▶ **Document extract**
--- --- ---

# question



## Dragonsys (May 27, 2013)

corvairbob said:


> i have been reading on this trifecta tune some talk about. and mods like k7n filters and that intake harmonic bypass and gaping the plugs. why would removing the harmonic intake tube help would not gm engineers put that there for better mpg's?


Nope, it is there (and on all cars) to make the intake quieter. That is all it does, really.



corvairbob said:


> if it is better to remove it will new cars not have it to save gm production costs? what dose it do by keeping it in place? and if i's seeing it correctly is it the pipe that goes around the fron of the radiator?


Well, that is part of it, but you don't have to remove it. The piece you are concerned with is right under the airbox, stuck in a hole. The rest can be left, if you want.



corvairbob said:


> i took that type of tube off my s10 and it made the intake louder than with it in place now it is annoying. unfortunately i tossed it out so i'm stuck with the noise to lazy to go to the junk yard and get another. if i remove this one i will keep it.


Yep, that is what the resonator does, it makes the intake quieter



corvairbob said:


> i sent an email to a guy in Detroit asking about the tune he never got back to me. i said to him we drive our car daily 7 miles one way will this tune do me any good. maybe some of you here can answer that? no need to pay for something that may not do me good.


Well the eco tune wil help with MPGs, but not sur ehow much if you only go 7 miles...

--- --- ---

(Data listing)
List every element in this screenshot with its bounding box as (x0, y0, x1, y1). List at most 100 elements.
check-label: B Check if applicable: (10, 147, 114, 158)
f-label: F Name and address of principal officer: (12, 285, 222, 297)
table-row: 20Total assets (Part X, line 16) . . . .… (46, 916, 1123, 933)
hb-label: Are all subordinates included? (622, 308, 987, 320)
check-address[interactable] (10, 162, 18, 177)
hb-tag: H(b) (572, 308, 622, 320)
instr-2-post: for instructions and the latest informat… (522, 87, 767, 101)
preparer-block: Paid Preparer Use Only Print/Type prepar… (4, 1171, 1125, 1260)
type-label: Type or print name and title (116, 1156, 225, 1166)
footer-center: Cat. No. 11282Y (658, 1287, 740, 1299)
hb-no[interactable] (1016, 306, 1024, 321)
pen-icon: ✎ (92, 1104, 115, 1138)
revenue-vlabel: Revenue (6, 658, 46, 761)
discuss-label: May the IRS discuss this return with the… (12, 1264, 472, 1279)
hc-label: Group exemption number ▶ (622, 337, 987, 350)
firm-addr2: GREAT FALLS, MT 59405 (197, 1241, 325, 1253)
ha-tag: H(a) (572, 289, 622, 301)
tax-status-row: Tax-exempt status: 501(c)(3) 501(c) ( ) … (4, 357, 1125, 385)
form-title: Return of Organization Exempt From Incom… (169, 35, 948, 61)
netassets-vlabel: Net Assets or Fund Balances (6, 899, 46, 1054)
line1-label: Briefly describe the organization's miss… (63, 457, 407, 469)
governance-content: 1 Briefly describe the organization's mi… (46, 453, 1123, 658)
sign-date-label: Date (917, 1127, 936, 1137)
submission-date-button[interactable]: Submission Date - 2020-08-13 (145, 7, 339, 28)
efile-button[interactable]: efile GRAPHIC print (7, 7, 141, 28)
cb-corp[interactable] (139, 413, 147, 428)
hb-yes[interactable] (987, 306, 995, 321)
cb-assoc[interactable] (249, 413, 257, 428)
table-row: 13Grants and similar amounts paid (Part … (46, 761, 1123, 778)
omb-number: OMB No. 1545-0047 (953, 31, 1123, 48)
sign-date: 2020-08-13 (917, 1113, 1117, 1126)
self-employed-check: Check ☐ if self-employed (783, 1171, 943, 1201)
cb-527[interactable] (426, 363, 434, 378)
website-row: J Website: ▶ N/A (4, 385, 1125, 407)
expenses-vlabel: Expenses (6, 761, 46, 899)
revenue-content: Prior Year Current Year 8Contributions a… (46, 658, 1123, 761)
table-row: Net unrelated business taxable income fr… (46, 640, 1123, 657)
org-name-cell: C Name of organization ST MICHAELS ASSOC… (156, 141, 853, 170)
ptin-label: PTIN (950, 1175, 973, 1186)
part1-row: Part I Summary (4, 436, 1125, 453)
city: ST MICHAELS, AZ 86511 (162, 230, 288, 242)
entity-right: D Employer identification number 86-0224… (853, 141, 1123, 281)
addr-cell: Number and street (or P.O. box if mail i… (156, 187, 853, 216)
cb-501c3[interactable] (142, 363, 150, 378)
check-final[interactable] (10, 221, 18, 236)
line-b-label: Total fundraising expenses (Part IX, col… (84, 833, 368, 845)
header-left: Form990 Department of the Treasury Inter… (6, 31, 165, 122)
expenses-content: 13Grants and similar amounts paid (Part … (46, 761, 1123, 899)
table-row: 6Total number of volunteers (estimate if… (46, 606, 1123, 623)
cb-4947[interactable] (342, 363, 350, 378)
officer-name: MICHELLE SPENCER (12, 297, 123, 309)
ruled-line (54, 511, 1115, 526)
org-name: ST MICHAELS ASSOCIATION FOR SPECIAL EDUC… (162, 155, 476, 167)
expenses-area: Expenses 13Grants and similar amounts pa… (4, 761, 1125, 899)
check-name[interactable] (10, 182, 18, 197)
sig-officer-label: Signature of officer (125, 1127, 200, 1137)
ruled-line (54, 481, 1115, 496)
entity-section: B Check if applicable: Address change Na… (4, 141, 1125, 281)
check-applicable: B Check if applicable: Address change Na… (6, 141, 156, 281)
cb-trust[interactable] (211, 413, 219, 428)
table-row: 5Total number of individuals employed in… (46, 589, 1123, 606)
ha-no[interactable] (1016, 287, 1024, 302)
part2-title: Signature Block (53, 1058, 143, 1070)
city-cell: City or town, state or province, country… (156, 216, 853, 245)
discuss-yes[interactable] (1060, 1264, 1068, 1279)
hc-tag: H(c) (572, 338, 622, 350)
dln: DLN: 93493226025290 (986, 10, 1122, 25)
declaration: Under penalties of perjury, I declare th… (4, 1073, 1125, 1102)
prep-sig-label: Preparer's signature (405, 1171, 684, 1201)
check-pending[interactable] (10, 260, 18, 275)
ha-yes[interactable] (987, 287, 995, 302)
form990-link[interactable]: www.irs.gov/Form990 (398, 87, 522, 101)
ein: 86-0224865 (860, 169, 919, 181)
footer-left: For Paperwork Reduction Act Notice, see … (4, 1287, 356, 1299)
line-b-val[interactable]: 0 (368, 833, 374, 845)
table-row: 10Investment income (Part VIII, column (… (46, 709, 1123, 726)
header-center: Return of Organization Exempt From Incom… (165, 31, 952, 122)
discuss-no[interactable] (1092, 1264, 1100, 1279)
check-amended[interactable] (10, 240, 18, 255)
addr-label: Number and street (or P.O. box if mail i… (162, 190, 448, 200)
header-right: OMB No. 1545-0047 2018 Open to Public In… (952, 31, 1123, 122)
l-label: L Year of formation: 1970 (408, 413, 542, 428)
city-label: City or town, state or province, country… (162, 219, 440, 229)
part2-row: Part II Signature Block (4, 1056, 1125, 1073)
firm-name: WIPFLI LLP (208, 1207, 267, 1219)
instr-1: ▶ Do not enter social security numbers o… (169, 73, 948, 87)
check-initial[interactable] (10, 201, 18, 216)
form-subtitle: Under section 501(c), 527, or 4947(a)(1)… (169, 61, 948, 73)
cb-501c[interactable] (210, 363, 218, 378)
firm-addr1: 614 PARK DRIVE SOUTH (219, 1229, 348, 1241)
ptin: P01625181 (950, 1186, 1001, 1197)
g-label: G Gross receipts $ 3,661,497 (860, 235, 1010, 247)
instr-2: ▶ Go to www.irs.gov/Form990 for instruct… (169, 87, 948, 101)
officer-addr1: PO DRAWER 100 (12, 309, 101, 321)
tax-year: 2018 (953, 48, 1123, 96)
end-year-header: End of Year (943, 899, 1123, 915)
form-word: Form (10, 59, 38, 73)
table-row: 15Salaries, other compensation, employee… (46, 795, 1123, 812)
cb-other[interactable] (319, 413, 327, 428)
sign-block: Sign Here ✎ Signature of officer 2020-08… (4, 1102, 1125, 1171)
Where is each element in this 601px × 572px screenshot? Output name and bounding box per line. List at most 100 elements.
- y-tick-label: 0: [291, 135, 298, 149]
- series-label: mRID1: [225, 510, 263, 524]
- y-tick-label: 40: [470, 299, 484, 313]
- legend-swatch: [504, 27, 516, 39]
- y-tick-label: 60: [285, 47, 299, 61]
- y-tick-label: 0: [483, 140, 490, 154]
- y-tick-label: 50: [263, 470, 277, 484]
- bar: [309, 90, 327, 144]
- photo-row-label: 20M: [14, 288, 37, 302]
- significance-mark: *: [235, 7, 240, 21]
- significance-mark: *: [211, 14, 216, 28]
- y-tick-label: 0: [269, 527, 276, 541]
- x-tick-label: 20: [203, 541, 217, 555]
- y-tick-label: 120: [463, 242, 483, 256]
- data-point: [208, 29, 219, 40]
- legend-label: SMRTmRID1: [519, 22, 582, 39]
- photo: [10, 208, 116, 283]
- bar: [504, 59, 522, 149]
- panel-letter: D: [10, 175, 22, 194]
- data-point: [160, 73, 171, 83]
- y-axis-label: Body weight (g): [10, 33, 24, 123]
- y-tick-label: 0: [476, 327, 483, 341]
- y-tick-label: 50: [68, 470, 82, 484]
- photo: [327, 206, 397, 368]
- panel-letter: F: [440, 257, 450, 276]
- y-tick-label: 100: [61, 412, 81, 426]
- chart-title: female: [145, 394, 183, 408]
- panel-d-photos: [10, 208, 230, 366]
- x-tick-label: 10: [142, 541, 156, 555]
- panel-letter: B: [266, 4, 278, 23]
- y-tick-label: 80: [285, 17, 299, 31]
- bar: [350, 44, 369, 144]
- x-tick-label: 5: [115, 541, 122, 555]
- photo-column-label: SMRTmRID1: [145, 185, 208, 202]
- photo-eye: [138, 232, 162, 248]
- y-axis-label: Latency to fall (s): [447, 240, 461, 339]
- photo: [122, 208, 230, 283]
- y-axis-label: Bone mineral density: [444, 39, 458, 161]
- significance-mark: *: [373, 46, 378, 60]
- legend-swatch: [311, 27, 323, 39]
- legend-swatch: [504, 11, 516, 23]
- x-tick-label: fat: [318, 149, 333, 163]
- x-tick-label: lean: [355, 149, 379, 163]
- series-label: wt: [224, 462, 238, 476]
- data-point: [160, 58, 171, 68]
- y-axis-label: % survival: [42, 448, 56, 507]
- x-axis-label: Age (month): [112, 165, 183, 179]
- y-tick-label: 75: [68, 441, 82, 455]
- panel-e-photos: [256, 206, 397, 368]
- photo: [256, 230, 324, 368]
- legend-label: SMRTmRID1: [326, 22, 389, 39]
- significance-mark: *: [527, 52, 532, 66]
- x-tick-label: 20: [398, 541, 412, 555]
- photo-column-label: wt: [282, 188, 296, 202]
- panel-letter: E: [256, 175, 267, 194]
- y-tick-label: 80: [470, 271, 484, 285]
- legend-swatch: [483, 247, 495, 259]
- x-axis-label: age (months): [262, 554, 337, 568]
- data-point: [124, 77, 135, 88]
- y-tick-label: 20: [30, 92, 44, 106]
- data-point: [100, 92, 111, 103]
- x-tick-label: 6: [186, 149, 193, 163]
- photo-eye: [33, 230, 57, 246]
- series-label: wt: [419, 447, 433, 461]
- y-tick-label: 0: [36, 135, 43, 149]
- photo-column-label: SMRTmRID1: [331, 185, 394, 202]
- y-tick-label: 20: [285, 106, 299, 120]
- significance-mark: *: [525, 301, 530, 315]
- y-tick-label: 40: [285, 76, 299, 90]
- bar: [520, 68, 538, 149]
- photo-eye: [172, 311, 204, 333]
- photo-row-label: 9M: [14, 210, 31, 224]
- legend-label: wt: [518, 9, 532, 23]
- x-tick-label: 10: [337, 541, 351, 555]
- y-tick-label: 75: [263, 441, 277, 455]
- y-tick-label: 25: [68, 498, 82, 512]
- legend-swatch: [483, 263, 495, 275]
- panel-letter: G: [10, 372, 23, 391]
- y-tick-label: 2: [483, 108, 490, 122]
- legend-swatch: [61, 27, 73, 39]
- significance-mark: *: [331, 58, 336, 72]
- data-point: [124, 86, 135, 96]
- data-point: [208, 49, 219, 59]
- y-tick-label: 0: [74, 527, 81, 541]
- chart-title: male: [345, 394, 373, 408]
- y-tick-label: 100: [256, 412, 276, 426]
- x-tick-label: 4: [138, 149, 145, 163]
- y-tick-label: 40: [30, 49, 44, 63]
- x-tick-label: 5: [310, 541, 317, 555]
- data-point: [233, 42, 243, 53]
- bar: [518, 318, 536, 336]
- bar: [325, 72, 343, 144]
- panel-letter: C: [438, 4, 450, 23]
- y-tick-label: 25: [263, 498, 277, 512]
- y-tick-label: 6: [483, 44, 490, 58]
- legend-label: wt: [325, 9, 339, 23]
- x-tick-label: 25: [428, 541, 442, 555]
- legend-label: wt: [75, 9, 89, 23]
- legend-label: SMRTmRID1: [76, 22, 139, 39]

--- --- ---

▶ **Required work**
Write the next part of the forum thread on the intake resonator and engine tune, picking up after its final reply.

▶ **Answer below**
corvairbob said:


> plugs i have gaped mine from .019 ish to .030 first go around and then moved them to .032 but being they are finicky plugs what would be a better plug to mess with and the engine likes?


The sock plugs are pretty good on these cars, as they are A/C Delco (NGK) Iridium



corvairbob said:


> and the k&n filter is this a kit or just a replacement in the air box?


They ahve both, you can get a Dorp-In Filter or the full SRI. The SRI replaces the airbox, the drop-in just replaces the filter inside the box.




corvairbob said:


> if a kit would it then replace the tube infront of the radiator and just stick out somewhere in front of the engine?


No, it just replaces the box, unless you get the Injen CAI, as the CAI goes into the fender, but the stuff in front of the Rad can stay in place either way, or you can remove it. Up to you



corvairbob said:


> currently we get 29 to 30 mpg on our car driving the 7 miles one way and some xway. the avg speed is 30 mph. michigan weather. and what about oil my dealer say to use that destron oil if i got that correct and not syn oil. so what the scoop on this. he said the factory oil is for the turbo.
> 
> thanks bp.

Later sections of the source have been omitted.